PROBLEM REQUIREMENTS:
Copy every record word for word.

[Begin INPUT ROWS]

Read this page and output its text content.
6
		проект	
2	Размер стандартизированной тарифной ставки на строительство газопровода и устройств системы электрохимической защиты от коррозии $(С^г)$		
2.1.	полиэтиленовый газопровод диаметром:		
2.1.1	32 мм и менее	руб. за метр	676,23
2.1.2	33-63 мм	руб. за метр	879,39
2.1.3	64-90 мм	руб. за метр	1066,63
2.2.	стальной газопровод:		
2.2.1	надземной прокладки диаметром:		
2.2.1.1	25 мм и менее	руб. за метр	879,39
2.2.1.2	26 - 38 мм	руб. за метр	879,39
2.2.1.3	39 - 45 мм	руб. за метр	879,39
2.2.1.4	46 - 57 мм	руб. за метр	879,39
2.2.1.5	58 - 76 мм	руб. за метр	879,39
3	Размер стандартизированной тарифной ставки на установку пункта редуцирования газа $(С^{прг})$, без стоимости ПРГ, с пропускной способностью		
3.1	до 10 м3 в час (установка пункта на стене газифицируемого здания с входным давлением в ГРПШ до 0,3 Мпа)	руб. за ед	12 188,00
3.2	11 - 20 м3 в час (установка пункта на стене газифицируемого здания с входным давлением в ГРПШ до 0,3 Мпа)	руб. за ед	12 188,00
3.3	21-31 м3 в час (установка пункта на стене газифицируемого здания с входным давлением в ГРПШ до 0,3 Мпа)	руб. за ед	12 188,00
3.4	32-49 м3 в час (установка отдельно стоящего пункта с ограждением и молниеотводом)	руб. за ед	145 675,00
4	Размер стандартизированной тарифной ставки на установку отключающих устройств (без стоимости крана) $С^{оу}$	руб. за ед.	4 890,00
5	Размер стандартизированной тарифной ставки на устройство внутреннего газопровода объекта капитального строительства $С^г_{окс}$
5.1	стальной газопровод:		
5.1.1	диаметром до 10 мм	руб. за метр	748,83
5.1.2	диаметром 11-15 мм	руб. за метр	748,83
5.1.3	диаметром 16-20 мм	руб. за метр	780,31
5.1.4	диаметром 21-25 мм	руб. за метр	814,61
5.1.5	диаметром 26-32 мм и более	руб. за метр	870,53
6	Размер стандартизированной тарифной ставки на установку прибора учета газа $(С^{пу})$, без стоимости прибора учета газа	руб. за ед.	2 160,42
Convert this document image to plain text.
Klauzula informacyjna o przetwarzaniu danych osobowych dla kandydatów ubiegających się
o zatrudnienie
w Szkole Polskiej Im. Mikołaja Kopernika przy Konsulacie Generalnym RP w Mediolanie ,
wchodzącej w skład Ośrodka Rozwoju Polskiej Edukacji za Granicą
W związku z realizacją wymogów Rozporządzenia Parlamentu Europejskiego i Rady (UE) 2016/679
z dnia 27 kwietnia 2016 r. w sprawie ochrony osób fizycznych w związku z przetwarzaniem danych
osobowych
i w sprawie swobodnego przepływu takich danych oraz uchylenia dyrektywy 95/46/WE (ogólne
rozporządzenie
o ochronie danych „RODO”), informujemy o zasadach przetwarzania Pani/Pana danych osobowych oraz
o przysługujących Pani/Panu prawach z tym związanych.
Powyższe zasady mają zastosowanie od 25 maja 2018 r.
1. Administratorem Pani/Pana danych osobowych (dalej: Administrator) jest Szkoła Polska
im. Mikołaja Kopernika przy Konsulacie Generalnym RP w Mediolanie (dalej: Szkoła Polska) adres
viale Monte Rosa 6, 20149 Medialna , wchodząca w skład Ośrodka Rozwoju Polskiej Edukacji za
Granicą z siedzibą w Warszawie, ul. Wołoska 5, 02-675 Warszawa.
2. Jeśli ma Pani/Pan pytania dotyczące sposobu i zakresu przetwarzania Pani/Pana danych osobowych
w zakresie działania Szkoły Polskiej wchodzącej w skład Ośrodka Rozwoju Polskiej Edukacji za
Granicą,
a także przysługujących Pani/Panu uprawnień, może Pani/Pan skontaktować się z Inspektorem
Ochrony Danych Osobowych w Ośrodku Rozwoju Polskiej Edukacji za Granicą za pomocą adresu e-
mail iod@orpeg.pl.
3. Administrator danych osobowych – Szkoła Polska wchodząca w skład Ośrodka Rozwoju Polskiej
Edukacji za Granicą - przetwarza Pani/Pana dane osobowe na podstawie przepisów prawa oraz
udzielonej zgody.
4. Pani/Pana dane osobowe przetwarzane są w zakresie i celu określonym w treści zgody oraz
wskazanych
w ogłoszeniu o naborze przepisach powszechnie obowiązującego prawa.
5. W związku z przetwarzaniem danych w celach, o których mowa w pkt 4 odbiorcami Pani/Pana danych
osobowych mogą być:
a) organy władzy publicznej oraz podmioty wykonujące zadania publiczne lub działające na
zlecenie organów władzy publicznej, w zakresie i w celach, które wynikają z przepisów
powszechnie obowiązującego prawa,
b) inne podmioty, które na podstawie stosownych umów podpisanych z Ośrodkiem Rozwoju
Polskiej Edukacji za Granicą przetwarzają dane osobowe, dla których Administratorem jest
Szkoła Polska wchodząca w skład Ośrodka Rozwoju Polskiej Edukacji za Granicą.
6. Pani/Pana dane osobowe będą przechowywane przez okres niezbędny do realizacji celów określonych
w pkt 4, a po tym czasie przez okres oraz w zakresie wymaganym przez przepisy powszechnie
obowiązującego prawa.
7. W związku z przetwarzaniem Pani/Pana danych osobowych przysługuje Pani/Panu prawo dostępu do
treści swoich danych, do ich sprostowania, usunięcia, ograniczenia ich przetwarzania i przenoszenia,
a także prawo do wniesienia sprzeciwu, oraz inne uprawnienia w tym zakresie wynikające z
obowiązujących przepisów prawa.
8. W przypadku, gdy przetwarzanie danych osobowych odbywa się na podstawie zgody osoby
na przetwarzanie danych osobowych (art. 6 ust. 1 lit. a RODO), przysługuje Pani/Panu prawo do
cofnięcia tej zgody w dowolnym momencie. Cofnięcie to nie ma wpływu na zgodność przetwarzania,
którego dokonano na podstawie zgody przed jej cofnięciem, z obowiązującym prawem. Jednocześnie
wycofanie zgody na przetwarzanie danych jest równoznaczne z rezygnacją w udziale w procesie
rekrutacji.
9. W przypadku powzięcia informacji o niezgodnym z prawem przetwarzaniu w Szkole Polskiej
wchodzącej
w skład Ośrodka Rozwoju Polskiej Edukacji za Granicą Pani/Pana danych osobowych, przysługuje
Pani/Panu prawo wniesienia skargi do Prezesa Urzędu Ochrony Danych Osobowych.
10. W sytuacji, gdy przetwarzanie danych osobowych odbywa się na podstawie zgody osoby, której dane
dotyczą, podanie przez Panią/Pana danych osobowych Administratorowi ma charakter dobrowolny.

[End INPUT ROWS]

CORRECT RESULT:
Read this page and output its text content.
6
		проект	
2	Размер стандартизированной тарифной ставки на строительство газопровода и устройств системы электрохимической защиты от коррозии $(С^г)$		
2.1.	полиэтиленовый газопровод диаметром:		
2.1.1	32 мм и менее	руб. за метр	676,23
2.1.2	33-63 мм	руб. за метр	879,39
2.1.3	64-90 мм	руб. за метр	1066,63
2.2.	стальной газопровод:		
2.2.1	надземной прокладки диаметром:		
2.2.1.1	25 мм и менее	руб. за метр	879,39
2.2.1.2	26 - 38 мм	руб. за метр	879,39
2.2.1.3	39 - 45 мм	руб. за метр	879,39
2.2.1.4	46 - 57 мм	руб. за метр	879,39
2.2.1.5	58 - 76 мм	руб. за метр	879,39
3	Размер стандартизированной тарифной ставки на установку пункта редуцирования газа $(С^{прг})$, без стоимости ПРГ, с пропускной способностью		
3.1	до 10 м3 в час (установка пункта на стене газифицируемого здания с входным давлением в ГРПШ до 0,3 Мпа)	руб. за ед	12 188,00
3.2	11 - 20 м3 в час (установка пункта на стене газифицируемого здания с входным давлением в ГРПШ до 0,3 Мпа)	руб. за ед	12 188,00
3.3	21-31 м3 в час (установка пункта на стене газифицируемого здания с входным давлением в ГРПШ до 0,3 Мпа)	руб. за ед	12 188,00
3.4	32-49 м3 в час (установка отдельно стоящего пункта с ограждением и молниеотводом)	руб. за ед	145 675,00
4	Размер стандартизированной тарифной ставки на установку отключающих устройств (без стоимости крана) $С^{оу}$	руб. за ед.	4 890,00
5	Размер стандартизированной тарифной ставки на устройство внутреннего газопровода объекта капитального строительства $С^г_{окс}$
5.1	стальной газопровод:		
5.1.1	диаметром до 10 мм	руб. за метр	748,83
5.1.2	диаметром 11-15 мм	руб. за метр	748,83
5.1.3	диаметром 16-20 мм	руб. за метр	780,31
5.1.4	диаметром 21-25 мм	руб. за метр	814,61
5.1.5	диаметром 26-32 мм и более	руб. за метр	870,53
6	Размер стандартизированной тарифной ставки на установку прибора учета газа $(С^{пу})$, без стоимости прибора учета газа	руб. за ед.	2 160,42
Convert this document image to plain text.
Klauzula informacyjna o przetwarzaniu danych osobowych dla kandydatów ubiegających się
o zatrudnienie
w Szkole Polskiej Im. Mikołaja Kopernika przy Konsulacie Generalnym RP w Mediolanie ,
wchodzącej w skład Ośrodka Rozwoju Polskiej Edukacji za Granicą
W związku z realizacją wymogów Rozporządzenia Parlamentu Europejskiego i Rady (UE) 2016/679
z dnia 27 kwietnia 2016 r. w sprawie ochrony osób fizycznych w związku z przetwarzaniem danych
osobowych
i w sprawie swobodnego przepływu takich danych oraz uchylenia dyrektywy 95/46/WE (ogólne
rozporządzenie
o ochronie danych „RODO”), informujemy o zasadach przetwarzania Pani/Pana danych osobowych oraz
o przysługujących Pani/Panu prawach z tym związanych.
Powyższe zasady mają zastosowanie od 25 maja 2018 r.
1. Administratorem Pani/Pana danych osobowych (dalej: Administrator) jest Szkoła Polska
im. Mikołaja Kopernika przy Konsulacie Generalnym RP w Mediolanie (dalej: Szkoła Polska) adres
viale Monte Rosa 6, 20149 Medialna , wchodząca w skład Ośrodka Rozwoju Polskiej Edukacji za
Granicą z siedzibą w Warszawie, ul. Wołoska 5, 02-675 Warszawa.
2. Jeśli ma Pani/Pan pytania dotyczące sposobu i zakresu przetwarzania Pani/Pana danych osobowych
w zakresie działania Szkoły Polskiej wchodzącej w skład Ośrodka Rozwoju Polskiej Edukacji za
Granicą,
a także przysługujących Pani/Panu uprawnień, może Pani/Pan skontaktować się z Inspektorem
Ochrony Danych Osobowych w Ośrodku Rozwoju Polskiej Edukacji za Granicą za pomocą adresu e-
mail iod@orpeg.pl.
3. Administrator danych osobowych – Szkoła Polska wchodząca w skład Ośrodka Rozwoju Polskiej
Edukacji za Granicą - przetwarza Pani/Pana dane osobowe na podstawie przepisów prawa oraz
udzielonej zgody.
4. Pani/Pana dane osobowe przetwarzane są w zakresie i celu określonym w treści zgody oraz
wskazanych
w ogłoszeniu o naborze przepisach powszechnie obowiązującego prawa.
5. W związku z przetwarzaniem danych w celach, o których mowa w pkt 4 odbiorcami Pani/Pana danych
osobowych mogą być:
a) organy władzy publicznej oraz podmioty wykonujące zadania publiczne lub działające na
zlecenie organów władzy publicznej, w zakresie i w celach, które wynikają z przepisów
powszechnie obowiązującego prawa,
b) inne podmioty, które na podstawie stosownych umów podpisanych z Ośrodkiem Rozwoju
Polskiej Edukacji za Granicą przetwarzają dane osobowe, dla których Administratorem jest
Szkoła Polska wchodząca w skład Ośrodka Rozwoju Polskiej Edukacji za Granicą.
6. Pani/Pana dane osobowe będą przechowywane przez okres niezbędny do realizacji celów określonych
w pkt 4, a po tym czasie przez okres oraz w zakresie wymaganym przez przepisy powszechnie
obowiązującego prawa.
7. W związku z przetwarzaniem Pani/Pana danych osobowych przysługuje Pani/Panu prawo dostępu do
treści swoich danych, do ich sprostowania, usunięcia, ograniczenia ich przetwarzania i przenoszenia,
a także prawo do wniesienia sprzeciwu, oraz inne uprawnienia w tym zakresie wynikające z
obowiązujących przepisów prawa.
8. W przypadku, gdy przetwarzanie danych osobowych odbywa się na podstawie zgody osoby
na przetwarzanie danych osobowych (art. 6 ust. 1 lit. a RODO), przysługuje Pani/Panu prawo do
cofnięcia tej zgody w dowolnym momencie. Cofnięcie to nie ma wpływu na zgodność przetwarzania,
którego dokonano na podstawie zgody przed jej cofnięciem, z obowiązującym prawem. Jednocześnie
wycofanie zgody na przetwarzanie danych jest równoznaczne z rezygnacją w udziale w procesie
rekrutacji.
9. W przypadku powzięcia informacji o niezgodnym z prawem przetwarzaniu w Szkole Polskiej
wchodzącej
w skład Ośrodka Rozwoju Polskiej Edukacji za Granicą Pani/Pana danych osobowych, przysługuje
Pani/Panu prawo wniesienia skargi do Prezesa Urzędu Ochrony Danych Osobowych.
10. W sytuacji, gdy przetwarzanie danych osobowych odbywa się na podstawie zgody osoby, której dane
dotyczą, podanie przez Panią/Pana danych osobowych Administratorowi ma charakter dobrowolny.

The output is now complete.